## What to produce
Find and return each line containing "place".

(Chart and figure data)
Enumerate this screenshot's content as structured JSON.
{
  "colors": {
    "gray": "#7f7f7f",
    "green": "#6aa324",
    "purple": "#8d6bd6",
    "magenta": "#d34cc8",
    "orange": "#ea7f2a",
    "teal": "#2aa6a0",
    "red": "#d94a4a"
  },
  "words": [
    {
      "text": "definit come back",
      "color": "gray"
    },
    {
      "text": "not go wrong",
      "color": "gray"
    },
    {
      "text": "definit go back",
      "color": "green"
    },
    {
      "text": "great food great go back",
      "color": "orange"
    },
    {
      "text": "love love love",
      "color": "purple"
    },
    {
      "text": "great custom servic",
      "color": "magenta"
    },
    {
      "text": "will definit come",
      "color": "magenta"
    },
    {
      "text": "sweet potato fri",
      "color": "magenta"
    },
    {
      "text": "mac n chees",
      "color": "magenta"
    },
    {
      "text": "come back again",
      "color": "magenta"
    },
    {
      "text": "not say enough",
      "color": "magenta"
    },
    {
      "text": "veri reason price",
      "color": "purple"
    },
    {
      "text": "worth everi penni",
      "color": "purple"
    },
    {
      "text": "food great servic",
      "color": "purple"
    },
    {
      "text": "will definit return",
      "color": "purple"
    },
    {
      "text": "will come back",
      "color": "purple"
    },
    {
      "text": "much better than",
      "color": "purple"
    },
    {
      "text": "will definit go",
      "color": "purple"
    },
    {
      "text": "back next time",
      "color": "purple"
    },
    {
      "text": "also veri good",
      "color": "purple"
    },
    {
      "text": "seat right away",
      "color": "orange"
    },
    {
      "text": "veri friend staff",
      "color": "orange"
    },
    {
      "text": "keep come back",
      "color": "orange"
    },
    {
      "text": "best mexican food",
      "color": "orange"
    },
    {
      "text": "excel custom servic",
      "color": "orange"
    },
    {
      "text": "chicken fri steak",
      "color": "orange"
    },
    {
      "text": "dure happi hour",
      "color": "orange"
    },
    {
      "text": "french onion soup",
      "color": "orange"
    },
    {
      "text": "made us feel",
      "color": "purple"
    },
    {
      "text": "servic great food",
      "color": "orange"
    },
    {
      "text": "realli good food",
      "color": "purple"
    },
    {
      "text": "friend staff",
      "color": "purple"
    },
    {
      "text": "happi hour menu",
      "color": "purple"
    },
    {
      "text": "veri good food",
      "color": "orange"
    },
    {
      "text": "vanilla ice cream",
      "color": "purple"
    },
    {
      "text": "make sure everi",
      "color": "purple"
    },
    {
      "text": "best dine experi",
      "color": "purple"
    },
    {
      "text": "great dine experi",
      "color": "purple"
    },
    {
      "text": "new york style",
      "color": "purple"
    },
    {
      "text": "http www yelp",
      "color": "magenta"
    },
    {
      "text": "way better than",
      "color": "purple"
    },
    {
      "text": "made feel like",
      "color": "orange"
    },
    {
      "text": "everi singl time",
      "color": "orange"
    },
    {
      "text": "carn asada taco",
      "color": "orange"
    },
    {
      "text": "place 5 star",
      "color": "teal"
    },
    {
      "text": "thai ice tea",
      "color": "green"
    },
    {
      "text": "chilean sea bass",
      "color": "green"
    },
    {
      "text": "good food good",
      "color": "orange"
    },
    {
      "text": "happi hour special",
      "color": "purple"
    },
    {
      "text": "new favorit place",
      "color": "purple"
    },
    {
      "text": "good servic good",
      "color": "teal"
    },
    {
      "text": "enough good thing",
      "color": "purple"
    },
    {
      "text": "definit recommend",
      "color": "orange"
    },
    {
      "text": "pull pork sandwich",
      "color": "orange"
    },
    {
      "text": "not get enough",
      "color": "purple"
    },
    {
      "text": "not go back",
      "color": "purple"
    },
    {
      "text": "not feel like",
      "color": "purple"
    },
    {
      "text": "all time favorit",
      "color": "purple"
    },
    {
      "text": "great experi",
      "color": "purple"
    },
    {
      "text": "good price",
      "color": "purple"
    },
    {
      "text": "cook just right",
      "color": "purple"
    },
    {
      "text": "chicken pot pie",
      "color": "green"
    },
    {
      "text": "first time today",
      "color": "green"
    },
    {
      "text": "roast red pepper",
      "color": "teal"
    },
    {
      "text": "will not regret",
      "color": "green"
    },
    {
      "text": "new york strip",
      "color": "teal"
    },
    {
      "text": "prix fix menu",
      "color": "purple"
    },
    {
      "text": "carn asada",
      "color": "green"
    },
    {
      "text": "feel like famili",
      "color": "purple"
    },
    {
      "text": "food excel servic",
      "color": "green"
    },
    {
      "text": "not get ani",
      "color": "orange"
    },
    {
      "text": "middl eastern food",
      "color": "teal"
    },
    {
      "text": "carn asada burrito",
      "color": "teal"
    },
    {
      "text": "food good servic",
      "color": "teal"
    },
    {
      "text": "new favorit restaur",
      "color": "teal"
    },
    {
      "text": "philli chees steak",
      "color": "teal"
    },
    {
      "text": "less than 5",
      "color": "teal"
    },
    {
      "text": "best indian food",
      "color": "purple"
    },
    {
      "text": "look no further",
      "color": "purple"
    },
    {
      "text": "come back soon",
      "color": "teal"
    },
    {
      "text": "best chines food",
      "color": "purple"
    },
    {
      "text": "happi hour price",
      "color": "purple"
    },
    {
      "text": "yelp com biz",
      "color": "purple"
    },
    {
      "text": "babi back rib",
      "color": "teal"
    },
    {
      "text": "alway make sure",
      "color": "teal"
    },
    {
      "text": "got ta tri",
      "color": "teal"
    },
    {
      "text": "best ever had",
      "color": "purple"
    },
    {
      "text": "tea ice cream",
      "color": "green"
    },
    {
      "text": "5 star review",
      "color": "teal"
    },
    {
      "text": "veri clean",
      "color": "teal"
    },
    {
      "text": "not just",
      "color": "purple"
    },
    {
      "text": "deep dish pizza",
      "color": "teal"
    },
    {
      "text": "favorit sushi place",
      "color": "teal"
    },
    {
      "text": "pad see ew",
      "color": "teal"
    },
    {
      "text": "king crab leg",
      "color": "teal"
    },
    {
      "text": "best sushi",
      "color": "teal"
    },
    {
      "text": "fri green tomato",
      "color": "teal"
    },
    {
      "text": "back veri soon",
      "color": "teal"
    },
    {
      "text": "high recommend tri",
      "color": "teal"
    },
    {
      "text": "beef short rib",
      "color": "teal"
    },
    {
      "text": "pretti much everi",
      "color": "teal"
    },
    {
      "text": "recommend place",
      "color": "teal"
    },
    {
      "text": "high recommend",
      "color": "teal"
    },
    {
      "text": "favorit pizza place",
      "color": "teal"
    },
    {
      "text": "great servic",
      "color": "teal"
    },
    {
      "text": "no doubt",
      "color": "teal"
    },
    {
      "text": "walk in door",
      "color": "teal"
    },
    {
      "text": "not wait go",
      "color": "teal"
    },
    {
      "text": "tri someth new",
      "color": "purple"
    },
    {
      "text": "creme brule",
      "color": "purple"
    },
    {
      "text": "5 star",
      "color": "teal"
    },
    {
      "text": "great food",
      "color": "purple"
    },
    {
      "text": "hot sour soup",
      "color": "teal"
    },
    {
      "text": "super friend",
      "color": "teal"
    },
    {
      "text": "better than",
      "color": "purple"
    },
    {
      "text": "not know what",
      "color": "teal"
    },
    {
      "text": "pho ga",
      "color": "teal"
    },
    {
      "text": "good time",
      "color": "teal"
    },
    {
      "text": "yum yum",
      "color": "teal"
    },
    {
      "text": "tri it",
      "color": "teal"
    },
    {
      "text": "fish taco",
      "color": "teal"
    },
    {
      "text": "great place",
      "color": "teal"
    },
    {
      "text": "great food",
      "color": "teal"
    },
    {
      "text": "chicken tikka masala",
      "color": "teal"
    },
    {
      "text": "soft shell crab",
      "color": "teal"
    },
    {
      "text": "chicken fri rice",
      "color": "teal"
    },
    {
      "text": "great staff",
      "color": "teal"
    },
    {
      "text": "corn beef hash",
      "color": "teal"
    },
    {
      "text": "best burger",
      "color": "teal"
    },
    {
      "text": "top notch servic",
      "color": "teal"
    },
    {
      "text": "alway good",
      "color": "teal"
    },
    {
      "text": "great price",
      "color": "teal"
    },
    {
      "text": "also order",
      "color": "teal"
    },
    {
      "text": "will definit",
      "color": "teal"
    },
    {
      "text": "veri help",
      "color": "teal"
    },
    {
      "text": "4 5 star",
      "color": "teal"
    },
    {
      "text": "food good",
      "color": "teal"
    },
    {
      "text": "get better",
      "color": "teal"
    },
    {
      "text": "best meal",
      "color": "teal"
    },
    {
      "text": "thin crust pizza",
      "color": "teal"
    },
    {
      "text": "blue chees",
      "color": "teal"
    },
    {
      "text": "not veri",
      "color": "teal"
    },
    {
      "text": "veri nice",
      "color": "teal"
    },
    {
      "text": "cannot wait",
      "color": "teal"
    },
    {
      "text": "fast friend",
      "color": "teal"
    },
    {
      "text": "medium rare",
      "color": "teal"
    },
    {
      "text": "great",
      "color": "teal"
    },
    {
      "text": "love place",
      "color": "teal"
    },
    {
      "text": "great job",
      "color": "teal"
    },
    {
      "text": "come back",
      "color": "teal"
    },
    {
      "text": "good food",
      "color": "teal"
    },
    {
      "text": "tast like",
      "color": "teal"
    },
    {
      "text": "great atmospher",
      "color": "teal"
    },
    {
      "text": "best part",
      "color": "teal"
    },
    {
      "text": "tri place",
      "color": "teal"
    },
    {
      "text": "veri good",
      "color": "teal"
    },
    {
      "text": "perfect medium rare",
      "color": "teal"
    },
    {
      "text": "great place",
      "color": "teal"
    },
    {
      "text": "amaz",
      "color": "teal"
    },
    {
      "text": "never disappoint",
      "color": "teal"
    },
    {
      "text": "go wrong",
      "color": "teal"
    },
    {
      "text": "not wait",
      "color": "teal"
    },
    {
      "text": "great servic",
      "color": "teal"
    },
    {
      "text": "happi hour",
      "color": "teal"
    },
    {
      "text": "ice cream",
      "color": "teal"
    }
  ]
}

## Result of this exercise
      "text": "place 5 star",
      "text": "new favorit place",
      "text": "favorit sushi place",
      "text": "recommend place",
      "text": "favorit pizza place",
      "text": "great place",
      "text": "love place",
      "text": "tri place",
      "text": "great place",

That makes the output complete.